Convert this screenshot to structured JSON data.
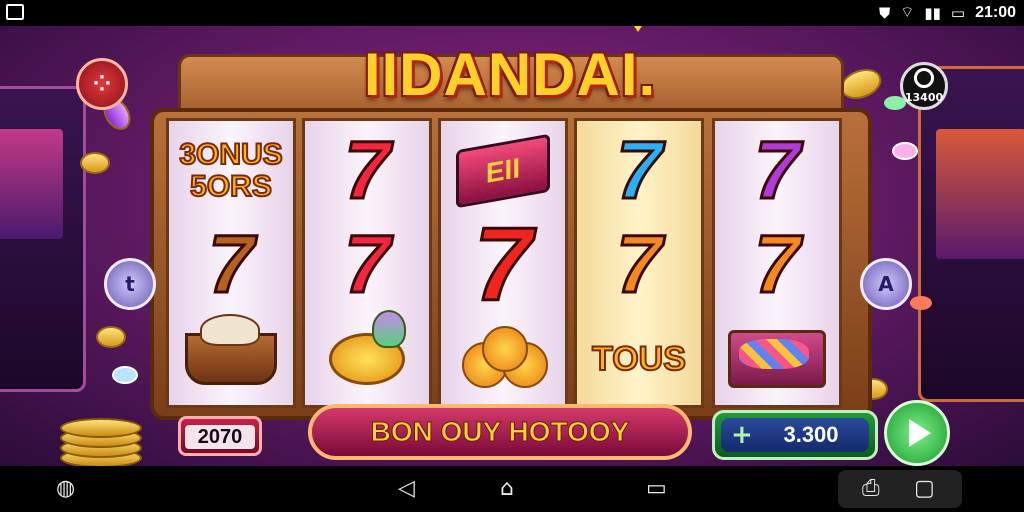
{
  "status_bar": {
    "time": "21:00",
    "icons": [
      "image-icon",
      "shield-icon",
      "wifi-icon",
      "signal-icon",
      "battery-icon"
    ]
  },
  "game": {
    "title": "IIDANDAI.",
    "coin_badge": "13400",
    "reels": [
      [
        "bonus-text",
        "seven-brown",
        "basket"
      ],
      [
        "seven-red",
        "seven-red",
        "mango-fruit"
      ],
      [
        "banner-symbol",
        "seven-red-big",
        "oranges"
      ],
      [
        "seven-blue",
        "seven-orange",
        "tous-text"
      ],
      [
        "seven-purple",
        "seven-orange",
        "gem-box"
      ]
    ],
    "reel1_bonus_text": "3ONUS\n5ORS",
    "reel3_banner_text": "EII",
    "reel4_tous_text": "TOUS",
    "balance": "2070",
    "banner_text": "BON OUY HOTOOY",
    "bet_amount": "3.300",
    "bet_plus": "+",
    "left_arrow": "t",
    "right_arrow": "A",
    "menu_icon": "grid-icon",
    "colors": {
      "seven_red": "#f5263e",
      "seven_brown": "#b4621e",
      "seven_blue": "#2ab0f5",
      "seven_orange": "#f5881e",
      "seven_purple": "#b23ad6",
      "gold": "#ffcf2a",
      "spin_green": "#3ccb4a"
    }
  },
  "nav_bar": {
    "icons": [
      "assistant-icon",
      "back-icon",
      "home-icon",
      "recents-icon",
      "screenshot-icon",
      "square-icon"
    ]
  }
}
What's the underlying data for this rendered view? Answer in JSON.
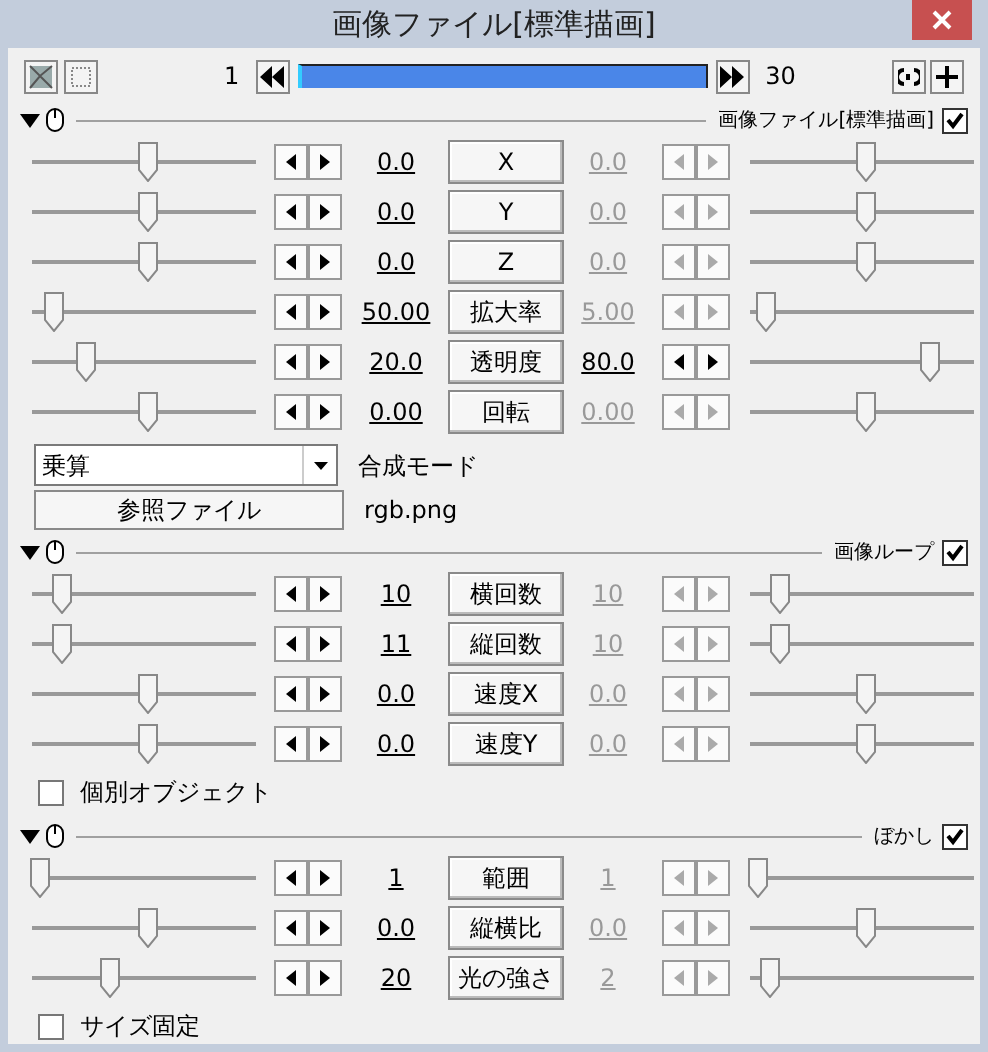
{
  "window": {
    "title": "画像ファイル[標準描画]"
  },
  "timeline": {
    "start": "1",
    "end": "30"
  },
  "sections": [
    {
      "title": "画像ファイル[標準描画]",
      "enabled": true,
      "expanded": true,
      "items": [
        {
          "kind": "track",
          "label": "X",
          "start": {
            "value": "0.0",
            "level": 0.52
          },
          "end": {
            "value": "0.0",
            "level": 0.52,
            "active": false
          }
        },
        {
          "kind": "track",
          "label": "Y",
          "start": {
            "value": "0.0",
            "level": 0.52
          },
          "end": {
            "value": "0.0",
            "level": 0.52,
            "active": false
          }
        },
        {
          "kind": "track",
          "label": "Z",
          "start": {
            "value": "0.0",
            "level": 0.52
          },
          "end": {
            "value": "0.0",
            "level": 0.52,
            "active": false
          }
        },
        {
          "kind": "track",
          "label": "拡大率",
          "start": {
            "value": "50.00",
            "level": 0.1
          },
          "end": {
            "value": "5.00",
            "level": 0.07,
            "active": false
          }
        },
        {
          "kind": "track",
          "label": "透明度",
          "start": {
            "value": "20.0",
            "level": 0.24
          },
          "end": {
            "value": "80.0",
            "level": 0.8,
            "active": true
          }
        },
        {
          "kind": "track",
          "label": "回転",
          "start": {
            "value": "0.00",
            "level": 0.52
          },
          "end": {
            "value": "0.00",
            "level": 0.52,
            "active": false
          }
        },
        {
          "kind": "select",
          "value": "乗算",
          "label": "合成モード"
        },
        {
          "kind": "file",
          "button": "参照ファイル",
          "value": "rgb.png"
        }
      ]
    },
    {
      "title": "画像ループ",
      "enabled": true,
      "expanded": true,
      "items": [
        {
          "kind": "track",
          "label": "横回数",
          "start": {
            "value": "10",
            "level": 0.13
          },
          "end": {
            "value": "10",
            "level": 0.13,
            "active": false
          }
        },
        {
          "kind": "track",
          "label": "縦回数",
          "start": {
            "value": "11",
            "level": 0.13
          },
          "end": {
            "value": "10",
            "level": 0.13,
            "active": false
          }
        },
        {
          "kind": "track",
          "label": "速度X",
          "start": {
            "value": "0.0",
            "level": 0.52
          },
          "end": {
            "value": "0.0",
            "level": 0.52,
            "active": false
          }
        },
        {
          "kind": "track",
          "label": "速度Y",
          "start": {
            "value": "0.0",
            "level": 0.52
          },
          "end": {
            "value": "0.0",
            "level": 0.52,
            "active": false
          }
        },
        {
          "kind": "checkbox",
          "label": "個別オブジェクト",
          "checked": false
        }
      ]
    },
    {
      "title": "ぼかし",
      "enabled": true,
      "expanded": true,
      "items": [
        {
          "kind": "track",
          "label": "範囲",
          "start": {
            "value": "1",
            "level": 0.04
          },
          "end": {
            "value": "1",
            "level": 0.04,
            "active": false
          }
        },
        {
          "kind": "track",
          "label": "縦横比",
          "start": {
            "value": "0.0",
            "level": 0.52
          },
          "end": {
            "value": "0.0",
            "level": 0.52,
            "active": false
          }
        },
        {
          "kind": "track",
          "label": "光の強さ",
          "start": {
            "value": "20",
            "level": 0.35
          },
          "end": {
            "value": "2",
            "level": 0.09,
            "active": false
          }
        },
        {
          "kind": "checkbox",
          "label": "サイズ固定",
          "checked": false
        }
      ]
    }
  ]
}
•••••
Task details:
Pull out all lines from the listing that contain the string "title".

Task response:
    "title": "IIDANDAI.",
    "title": "画像ファイル[標準描画]"
      "title": "画像ファイル[標準描画]",
      "title": "画像ループ",
      "title": "ぼかし",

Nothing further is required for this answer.